→ **OBIETTIVO A**
Risponda alle seguenti domande basandosi sulla recensione del vino.
(i) Di quale colore è il vino?
(ii) Quale parametro viene premiato con l'eccellenza nella valutazione visiva?
(iii) Quale fruttato domina tra gli aromi?
→ **OBIETTIVO B**
Elenchi tutti gli aromi che la recensione del vino attribuisce al profumo del vino.

─── TESTO ───

Ciò che stupisce subito è il colore, un bellissimo rosso rubino luminoso, con riflessi violacei all’inizio dell’unghia e un’unghia un po’ scarica, ma non opaca. La foto non rende giustizia alla luminosità del prodotto. Senza dubbio è più bello da vedere degli altri vini in brik e appare come un vino giovane e sano (seppure, ci dice l’unghia, povero di materia estrattiva). Un aspetto altrettanto bello lo aveva il Sangiovese di Galassi, di cui parlerò in fuuro. Sono in dubbio tra premiare il colore oppure l’aspetto. Il colore dell’unghia non è perfetto e più che altro è la luminosità e l’aspetto generale a piacermi. Premio con l’eccellenza il parametro che vale meno punti, l’aspetto.

Al naso stupisce ancora di più, per la sua tipologia. Il profumo è di buona intensità, da vino SERIO, ed è il più forte di tutti. Qui l’abbastanza intenso ci sta in pieno, non è più risicato come le altre volte. Anche gli aromi sono interessanti: domina un bel fruttato di mirtillo con dietro della ciliegia, una speziatura dolce gradevole che ricorda la vaniglia e il vinoso, profumo dominante negli altri vini, qui è solo una nota di sfondo accettabilissima anche in tanti vini giovani di buona qualità. Rimane comunque poco complesso, per cui mi limito alla sufficienza lì, ma premio con il buono intensità e qualità.

─── DATI REGISTRATI ───

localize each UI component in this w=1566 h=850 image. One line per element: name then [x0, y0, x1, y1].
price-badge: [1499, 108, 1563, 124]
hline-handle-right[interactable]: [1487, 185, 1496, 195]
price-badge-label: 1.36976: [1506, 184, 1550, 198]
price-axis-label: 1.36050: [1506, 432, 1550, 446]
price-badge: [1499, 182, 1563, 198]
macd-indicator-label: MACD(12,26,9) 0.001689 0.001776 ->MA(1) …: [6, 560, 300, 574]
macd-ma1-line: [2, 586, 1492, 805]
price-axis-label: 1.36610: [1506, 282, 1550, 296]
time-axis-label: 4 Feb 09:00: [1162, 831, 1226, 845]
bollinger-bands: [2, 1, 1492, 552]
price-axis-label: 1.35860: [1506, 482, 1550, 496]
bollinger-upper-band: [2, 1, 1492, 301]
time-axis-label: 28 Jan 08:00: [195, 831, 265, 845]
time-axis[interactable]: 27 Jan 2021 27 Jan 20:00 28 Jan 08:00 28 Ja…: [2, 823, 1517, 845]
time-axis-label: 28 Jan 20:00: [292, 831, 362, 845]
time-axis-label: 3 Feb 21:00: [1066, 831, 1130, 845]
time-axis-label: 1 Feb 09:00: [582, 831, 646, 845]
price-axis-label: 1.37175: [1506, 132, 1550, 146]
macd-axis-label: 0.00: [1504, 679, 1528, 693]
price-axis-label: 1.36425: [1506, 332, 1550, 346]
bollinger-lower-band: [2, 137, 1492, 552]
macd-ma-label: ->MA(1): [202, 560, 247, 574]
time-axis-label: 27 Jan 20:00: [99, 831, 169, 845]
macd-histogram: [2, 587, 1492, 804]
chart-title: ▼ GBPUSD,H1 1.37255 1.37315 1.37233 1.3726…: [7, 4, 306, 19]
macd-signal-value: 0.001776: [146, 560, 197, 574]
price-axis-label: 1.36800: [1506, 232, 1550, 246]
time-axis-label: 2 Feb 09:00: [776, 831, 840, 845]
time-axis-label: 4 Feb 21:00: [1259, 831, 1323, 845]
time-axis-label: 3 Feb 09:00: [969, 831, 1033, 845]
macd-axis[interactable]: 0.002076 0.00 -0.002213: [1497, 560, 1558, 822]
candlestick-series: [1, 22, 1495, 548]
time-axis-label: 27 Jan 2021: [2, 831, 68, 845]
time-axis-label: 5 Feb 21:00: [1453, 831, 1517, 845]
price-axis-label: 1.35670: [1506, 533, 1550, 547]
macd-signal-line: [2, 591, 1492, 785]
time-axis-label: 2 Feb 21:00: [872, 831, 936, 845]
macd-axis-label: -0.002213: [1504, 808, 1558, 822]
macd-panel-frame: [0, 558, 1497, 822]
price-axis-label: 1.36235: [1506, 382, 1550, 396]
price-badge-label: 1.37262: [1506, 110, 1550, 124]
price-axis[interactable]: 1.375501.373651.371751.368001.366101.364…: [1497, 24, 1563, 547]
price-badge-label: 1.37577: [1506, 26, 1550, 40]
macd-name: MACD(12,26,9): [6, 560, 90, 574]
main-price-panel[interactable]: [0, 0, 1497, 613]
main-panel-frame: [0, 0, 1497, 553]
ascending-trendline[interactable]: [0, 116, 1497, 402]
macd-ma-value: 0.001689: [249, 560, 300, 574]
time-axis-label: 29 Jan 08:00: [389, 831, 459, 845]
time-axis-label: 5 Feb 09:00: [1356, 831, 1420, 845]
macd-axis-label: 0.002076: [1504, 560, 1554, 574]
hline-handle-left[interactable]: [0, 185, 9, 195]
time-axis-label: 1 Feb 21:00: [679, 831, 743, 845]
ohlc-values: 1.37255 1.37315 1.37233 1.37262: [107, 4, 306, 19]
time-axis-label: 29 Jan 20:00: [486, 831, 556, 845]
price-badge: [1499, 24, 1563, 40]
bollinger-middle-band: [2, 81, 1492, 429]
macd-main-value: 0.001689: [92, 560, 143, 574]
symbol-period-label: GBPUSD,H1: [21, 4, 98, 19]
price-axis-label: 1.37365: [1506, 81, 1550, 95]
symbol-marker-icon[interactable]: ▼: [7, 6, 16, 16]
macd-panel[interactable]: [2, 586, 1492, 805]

───

→ **RISULTATO A**
(i) Rosso rubino luminoso, con riflessi violacei all'inizio dell'unghia.
(ii) L'aspetto.
(iii) Il fruttato di mirtillo.

→ **RISULTATO B**
- Fruttato di mirtillo
- Ciliegia
- Speziatura dolce che ricorda la vaniglia
- Vinoso